══ RECORDS ══
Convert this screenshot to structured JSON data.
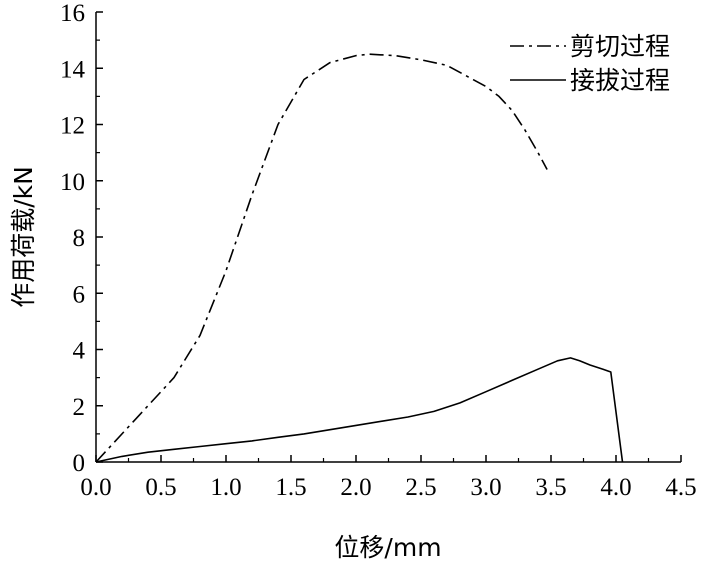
{
  "chart_data": {
    "type": "line",
    "title": "",
    "xlabel": "位移/mm",
    "ylabel": "作用荷载/kN",
    "xlim": [
      0,
      4.5
    ],
    "ylim": [
      0,
      16
    ],
    "xticks": [
      "0.0",
      "0.5",
      "1.0",
      "1.5",
      "2.0",
      "2.5",
      "3.0",
      "3.5",
      "4.0",
      "4.5"
    ],
    "yticks": [
      "0",
      "2",
      "4",
      "6",
      "8",
      "10",
      "12",
      "14",
      "16"
    ],
    "grid": false,
    "legend_position": "top-right",
    "series": [
      {
        "name": "剪切过程",
        "style": "dash-dot",
        "x": [
          0.0,
          0.3,
          0.6,
          0.8,
          1.0,
          1.2,
          1.4,
          1.6,
          1.8,
          2.0,
          2.1,
          2.3,
          2.5,
          2.7,
          2.9,
          3.0,
          3.1,
          3.2,
          3.3,
          3.4,
          3.47
        ],
        "y": [
          0.0,
          1.5,
          3.0,
          4.5,
          6.8,
          9.5,
          12.0,
          13.6,
          14.2,
          14.45,
          14.5,
          14.45,
          14.3,
          14.1,
          13.6,
          13.35,
          13.0,
          12.5,
          11.8,
          11.0,
          10.4
        ]
      },
      {
        "name": "接拔过程",
        "style": "solid",
        "x": [
          0.0,
          0.2,
          0.4,
          0.6,
          0.8,
          1.0,
          1.2,
          1.4,
          1.6,
          1.8,
          2.0,
          2.2,
          2.4,
          2.6,
          2.8,
          3.0,
          3.2,
          3.4,
          3.55,
          3.65,
          3.72,
          3.8,
          3.9,
          3.96,
          4.05
        ],
        "y": [
          0.0,
          0.2,
          0.35,
          0.45,
          0.55,
          0.65,
          0.75,
          0.88,
          1.0,
          1.15,
          1.3,
          1.45,
          1.6,
          1.8,
          2.1,
          2.5,
          2.9,
          3.3,
          3.6,
          3.7,
          3.6,
          3.45,
          3.3,
          3.2,
          0.0
        ]
      }
    ]
  }
}
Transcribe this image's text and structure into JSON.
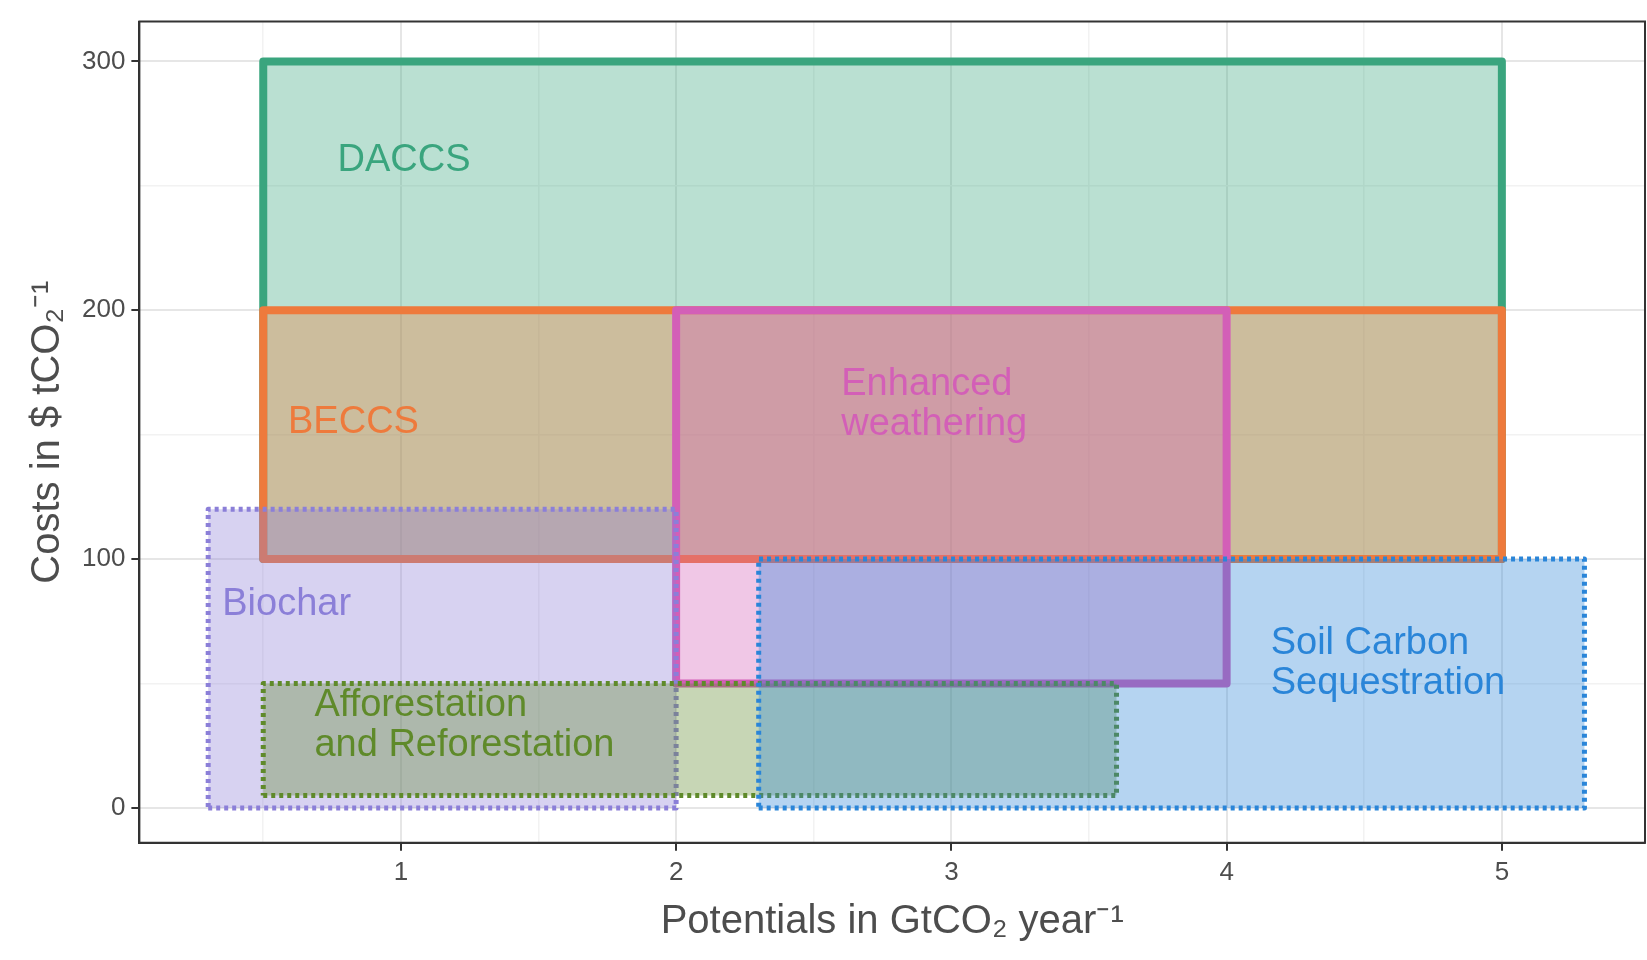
{
  "chart_data": {
    "type": "area",
    "xlabel": "Potentials in GtCO₂ year⁻¹",
    "ylabel": "Costs in $ tCO₂⁻¹",
    "xlim": [
      0.05,
      5.52
    ],
    "xticks": [
      {
        "value": 0.5,
        "label": null
      },
      1,
      {
        "value": 1.5,
        "label": null
      },
      2,
      {
        "value": 2.5,
        "label": null
      },
      3,
      {
        "value": 3.5,
        "label": null
      },
      4,
      {
        "value": 4.5,
        "label": null
      },
      5
    ],
    "ylim": [
      -14,
      316
    ],
    "yticks": [
      0,
      {
        "value": 50,
        "label": null
      },
      100,
      {
        "value": 150,
        "label": null
      },
      200,
      {
        "value": 250,
        "label": null
      },
      300
    ],
    "grid": true,
    "legend": false,
    "marker": "none",
    "series": [
      {
        "name": "DACCS",
        "color": "#3aa57e",
        "line_style": "solid",
        "x": [
          0.5,
          5,
          5,
          0.5,
          0.5
        ],
        "values": [
          100,
          100,
          300,
          300,
          100
        ]
      },
      {
        "name": "BECCS",
        "color": "#ee7a3c",
        "line_style": "solid",
        "x": [
          0.5,
          5,
          5,
          0.5,
          0.5
        ],
        "values": [
          100,
          100,
          200,
          200,
          100
        ]
      },
      {
        "name": "Enhanced weathering",
        "color": "#d35fb7",
        "line_style": "solid",
        "x": [
          2,
          4,
          4,
          2,
          2
        ],
        "values": [
          50,
          50,
          200,
          200,
          50
        ]
      },
      {
        "name": "Biochar",
        "color": "#8b7fd8",
        "line_style": "dotted",
        "x": [
          0.3,
          2,
          2,
          0.3,
          0.3
        ],
        "values": [
          0,
          0,
          120,
          120,
          0
        ]
      },
      {
        "name": "Afforestation and Reforestation",
        "color": "#5f8a2a",
        "line_style": "dotted",
        "x": [
          0.5,
          3.6,
          3.6,
          0.5,
          0.5
        ],
        "values": [
          5,
          5,
          50,
          50,
          5
        ]
      },
      {
        "name": "Soil Carbon Sequestration",
        "color": "#2a85d8",
        "line_style": "dotted",
        "x": [
          2.3,
          5.3,
          5.3,
          2.3,
          2.3
        ],
        "values": [
          0,
          0,
          100,
          100,
          0
        ]
      }
    ]
  }
}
═══
[GIVEN REQUEST] Take the listing and print it again exactly, but without any pictures.

[RESPONSE TO THIS TASK]
Convert this screenshot to structured JSON data.
{
  "chart_data": {
    "type": "line",
    "title": "",
    "xlabel": "位移/mm",
    "ylabel": "作用荷载/kN",
    "xlim": [
      0,
      4.5
    ],
    "ylim": [
      0,
      16
    ],
    "xticks": [
      "0.0",
      "0.5",
      "1.0",
      "1.5",
      "2.0",
      "2.5",
      "3.0",
      "3.5",
      "4.0",
      "4.5"
    ],
    "yticks": [
      "0",
      "2",
      "4",
      "6",
      "8",
      "10",
      "12",
      "14",
      "16"
    ],
    "grid": false,
    "legend_position": "top-right",
    "series": [
      {
        "name": "剪切过程",
        "style": "dash-dot",
        "x": [
          0.0,
          0.3,
          0.6,
          0.8,
          1.0,
          1.2,
          1.4,
          1.6,
          1.8,
          2.0,
          2.1,
          2.3,
          2.5,
          2.7,
          2.9,
          3.0,
          3.1,
          3.2,
          3.3,
          3.4,
          3.47
        ],
        "y": [
          0.0,
          1.5,
          3.0,
          4.5,
          6.8,
          9.5,
          12.0,
          13.6,
          14.2,
          14.45,
          14.5,
          14.45,
          14.3,
          14.1,
          13.6,
          13.35,
          13.0,
          12.5,
          11.8,
          11.0,
          10.4
        ]
      },
      {
        "name": "接拔过程",
        "style": "solid",
        "x": [
          0.0,
          0.2,
          0.4,
          0.6,
          0.8,
          1.0,
          1.2,
          1.4,
          1.6,
          1.8,
          2.0,
          2.2,
          2.4,
          2.6,
          2.8,
          3.0,
          3.2,
          3.4,
          3.55,
          3.65,
          3.72,
          3.8,
          3.9,
          3.96,
          4.05
        ],
        "y": [
          0.0,
          0.2,
          0.35,
          0.45,
          0.55,
          0.65,
          0.75,
          0.88,
          1.0,
          1.15,
          1.3,
          1.45,
          1.6,
          1.8,
          2.1,
          2.5,
          2.9,
          3.3,
          3.6,
          3.7,
          3.6,
          3.45,
          3.3,
          3.2,
          0.0
        ]
      }
    ]
  }
}
Transcribe this image's text and structure into JSON.
{
  "chart_data": {
    "type": "area",
    "xlabel": "Potentials in GtCO₂ year⁻¹",
    "ylabel": "Costs in $ tCO₂⁻¹",
    "xlim": [
      0.05,
      5.52
    ],
    "xticks": [
      {
        "value": 0.5,
        "label": null
      },
      1,
      {
        "value": 1.5,
        "label": null
      },
      2,
      {
        "value": 2.5,
        "label": null
      },
      3,
      {
        "value": 3.5,
        "label": null
      },
      4,
      {
        "value": 4.5,
        "label": null
      },
      5
    ],
    "ylim": [
      -14,
      316
    ],
    "yticks": [
      0,
      {
        "value": 50,
        "label": null
      },
      100,
      {
        "value": 150,
        "label": null
      },
      200,
      {
        "value": 250,
        "label": null
      },
      300
    ],
    "grid": true,
    "legend": false,
    "marker": "none",
    "series": [
      {
        "name": "DACCS",
        "color": "#3aa57e",
        "line_style": "solid",
        "x": [
          0.5,
          5,
          5,
          0.5,
          0.5
        ],
        "values": [
          100,
          100,
          300,
          300,
          100
        ]
      },
      {
        "name": "BECCS",
        "color": "#ee7a3c",
        "line_style": "solid",
        "x": [
          0.5,
          5,
          5,
          0.5,
          0.5
        ],
        "values": [
          100,
          100,
          200,
          200,
          100
        ]
      },
      {
        "name": "Enhanced weathering",
        "color": "#d35fb7",
        "line_style": "solid",
        "x": [
          2,
          4,
          4,
          2,
          2
        ],
        "values": [
          50,
          50,
          200,
          200,
          50
        ]
      },
      {
        "name": "Biochar",
        "color": "#8b7fd8",
        "line_style": "dotted",
        "x": [
          0.3,
          2,
          2,
          0.3,
          0.3
        ],
        "values": [
          0,
          0,
          120,
          120,
          0
        ]
      },
      {
        "name": "Afforestation and Reforestation",
        "color": "#5f8a2a",
        "line_style": "dotted",
        "x": [
          0.5,
          3.6,
          3.6,
          0.5,
          0.5
        ],
        "values": [
          5,
          5,
          50,
          50,
          5
        ]
      },
      {
        "name": "Soil Carbon Sequestration",
        "color": "#2a85d8",
        "line_style": "dotted",
        "x": [
          2.3,
          5.3,
          5.3,
          2.3,
          2.3
        ],
        "values": [
          0,
          0,
          100,
          100,
          0
        ]
      }
    ]
  }
}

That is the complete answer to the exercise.